Records>
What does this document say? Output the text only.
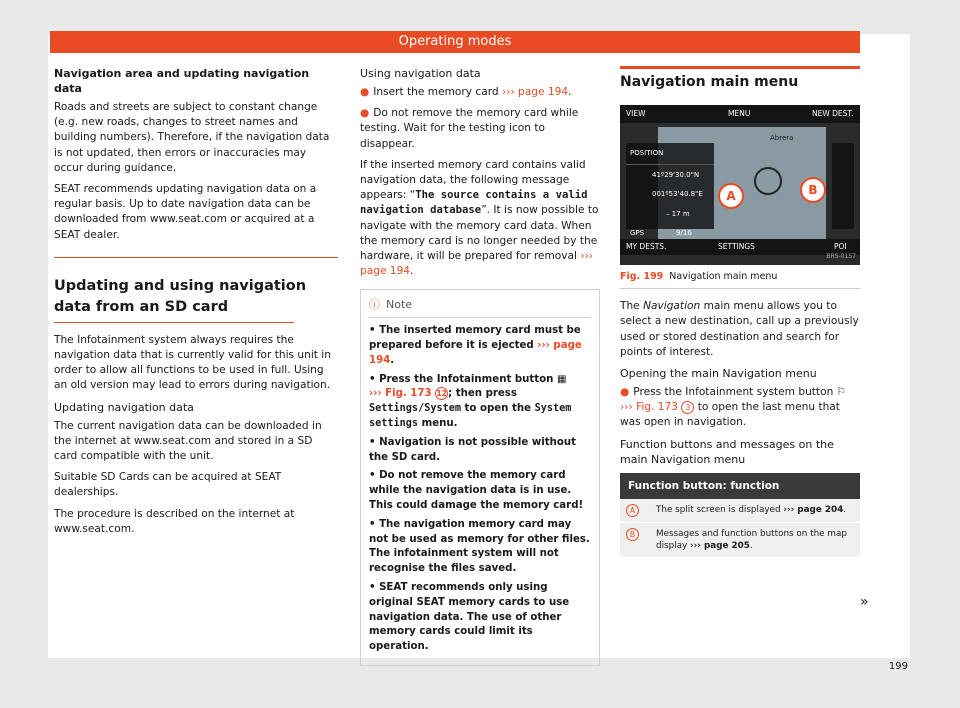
Operating modes
Navigation area and updating navigation data

Roads and streets are subject to constant change (e.g. new roads, changes to street names and building numbers). Therefore, if the navigation data is not updated, then errors or inaccuracies may occur during guidance.

SEAT recommends updating navigation data on a regular basis. Up to date navigation data can be downloaded from www.seat.com or acquired at a SEAT dealer.

Updating and using navigation data from an SD card

The Infotainment system always requires the navigation data that is currently valid for this unit in order to allow all functions to be used in full. Using an old version may lead to errors during navigation.

Updating navigation data

The current navigation data can be downloaded in the internet at www.seat.com and stored in a SD card compatible with the unit.

Suitable SD Cards can be acquired at SEAT dealerships.

The procedure is described on the internet at www.seat.com.

Using navigation data

● Insert the memory card ››› page 194.

● Do not remove the memory card while testing. Wait for the testing icon to disappear.

If the inserted memory card contains valid navigation data, the following message appears: “The source contains a valid navigation database”. It is now possible to navigate with the memory card data. When the memory card is no longer needed by the hardware, it will be prepared for removal ››› page 194.

ⓘ Note

• The inserted memory card must be prepared before it is ejected ››› page 194.

• Press the Infotainment button ▦
››› Fig. 173 12; then press Settings/System to open the System settings menu.

• Navigation is not possible without the SD card.

• Do not remove the memory card while the navigation data is in use. This could damage the memory card!

• The navigation memory card may not be used as memory for other files. The infotainment system will not recognise the files saved.

• SEAT recommends only using original SEAT memory cards to use navigation data. The use of other memory cards could limit its operation.

Navigation main menu
Abrera
VIEW	MENU	NEW DEST.
POSITION
41º29'30.0"N
001º53'40.8"E
– 17 m
GPS	9/16
A	B
MY DESTS.	SETTINGS	POI
BRS-0157
Fig. 199 Navigation main menu

The Navigation main menu allows you to select a new destination, call up a previously used or stored destination and search for points of interest.

Opening the main Navigation menu

● Press the Infotainment system button ⚐
››› Fig. 173 3 to open the last menu that was open in navigation.

Function buttons and messages on the main Navigation menu
Function button: function	
A	The split screen is displayed ››› page 204.
B	Messages and function buttons on the map display ››› page 205.
»
199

Given request> From the listing, copy each line containing the word "recommends".

Completed exercise>
SEAT recommends updating navigation data on a regular basis. Up to date navigation data can be downloaded from www.seat.com or acquired at a SEAT dealer.
• SEAT recommends only using original SEAT memory cards to use navigation data. The use of other memory cards could limit its operation.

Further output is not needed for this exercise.